■ STATED GOAL
Locate each line in the records containing "text". Copy it.

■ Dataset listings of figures
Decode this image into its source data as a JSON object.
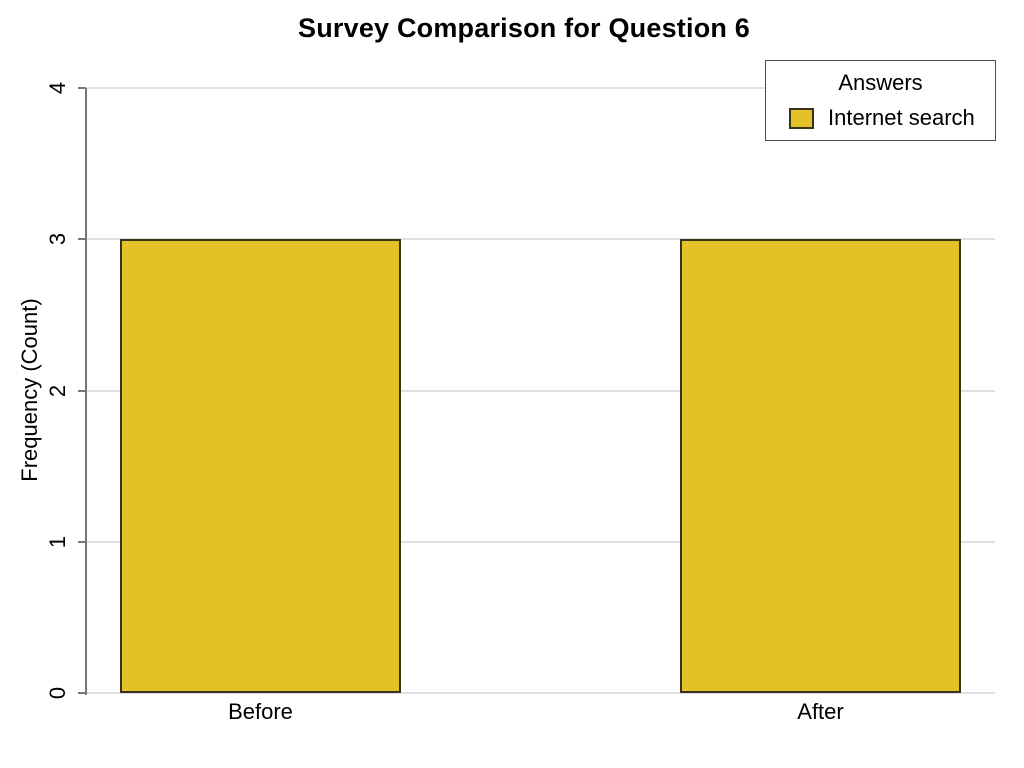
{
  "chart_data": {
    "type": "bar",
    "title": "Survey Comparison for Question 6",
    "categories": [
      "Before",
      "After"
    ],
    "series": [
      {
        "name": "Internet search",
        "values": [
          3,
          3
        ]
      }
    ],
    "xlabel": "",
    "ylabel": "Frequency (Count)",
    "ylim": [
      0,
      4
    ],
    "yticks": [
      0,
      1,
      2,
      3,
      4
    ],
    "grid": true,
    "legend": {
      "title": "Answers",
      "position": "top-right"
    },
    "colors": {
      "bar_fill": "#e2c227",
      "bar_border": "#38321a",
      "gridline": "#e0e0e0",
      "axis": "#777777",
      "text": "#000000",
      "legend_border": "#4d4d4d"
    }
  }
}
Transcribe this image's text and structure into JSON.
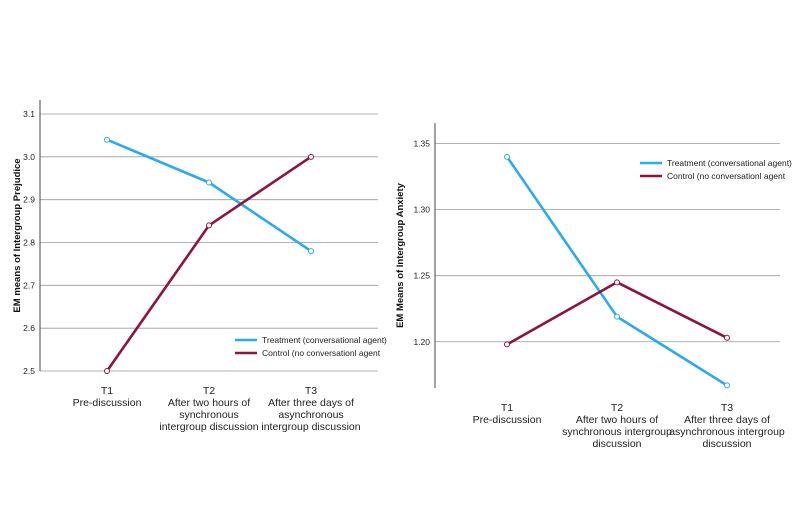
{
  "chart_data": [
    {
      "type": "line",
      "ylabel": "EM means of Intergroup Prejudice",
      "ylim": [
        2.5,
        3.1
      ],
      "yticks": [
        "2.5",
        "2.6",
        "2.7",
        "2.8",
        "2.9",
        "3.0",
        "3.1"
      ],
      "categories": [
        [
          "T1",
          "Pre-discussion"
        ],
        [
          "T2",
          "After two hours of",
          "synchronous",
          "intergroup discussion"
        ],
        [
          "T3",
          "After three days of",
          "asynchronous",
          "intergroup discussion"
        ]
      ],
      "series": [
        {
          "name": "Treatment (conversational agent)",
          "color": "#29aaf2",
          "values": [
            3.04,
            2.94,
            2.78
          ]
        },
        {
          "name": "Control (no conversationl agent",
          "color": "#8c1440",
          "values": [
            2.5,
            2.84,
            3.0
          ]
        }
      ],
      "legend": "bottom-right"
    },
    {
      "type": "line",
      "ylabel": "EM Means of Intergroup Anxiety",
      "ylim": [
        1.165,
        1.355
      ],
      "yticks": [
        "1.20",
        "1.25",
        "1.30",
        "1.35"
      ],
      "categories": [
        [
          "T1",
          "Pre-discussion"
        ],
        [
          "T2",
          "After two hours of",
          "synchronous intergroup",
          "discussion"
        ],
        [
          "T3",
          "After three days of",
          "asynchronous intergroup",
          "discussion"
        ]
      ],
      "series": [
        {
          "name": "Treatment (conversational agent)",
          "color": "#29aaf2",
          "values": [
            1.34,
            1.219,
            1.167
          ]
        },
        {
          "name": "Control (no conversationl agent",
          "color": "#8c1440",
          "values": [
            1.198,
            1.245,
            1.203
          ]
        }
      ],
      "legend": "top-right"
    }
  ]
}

■ WORKED ANSWER
      "text": "#000000",
Transcribe this image's text and structure into JSON.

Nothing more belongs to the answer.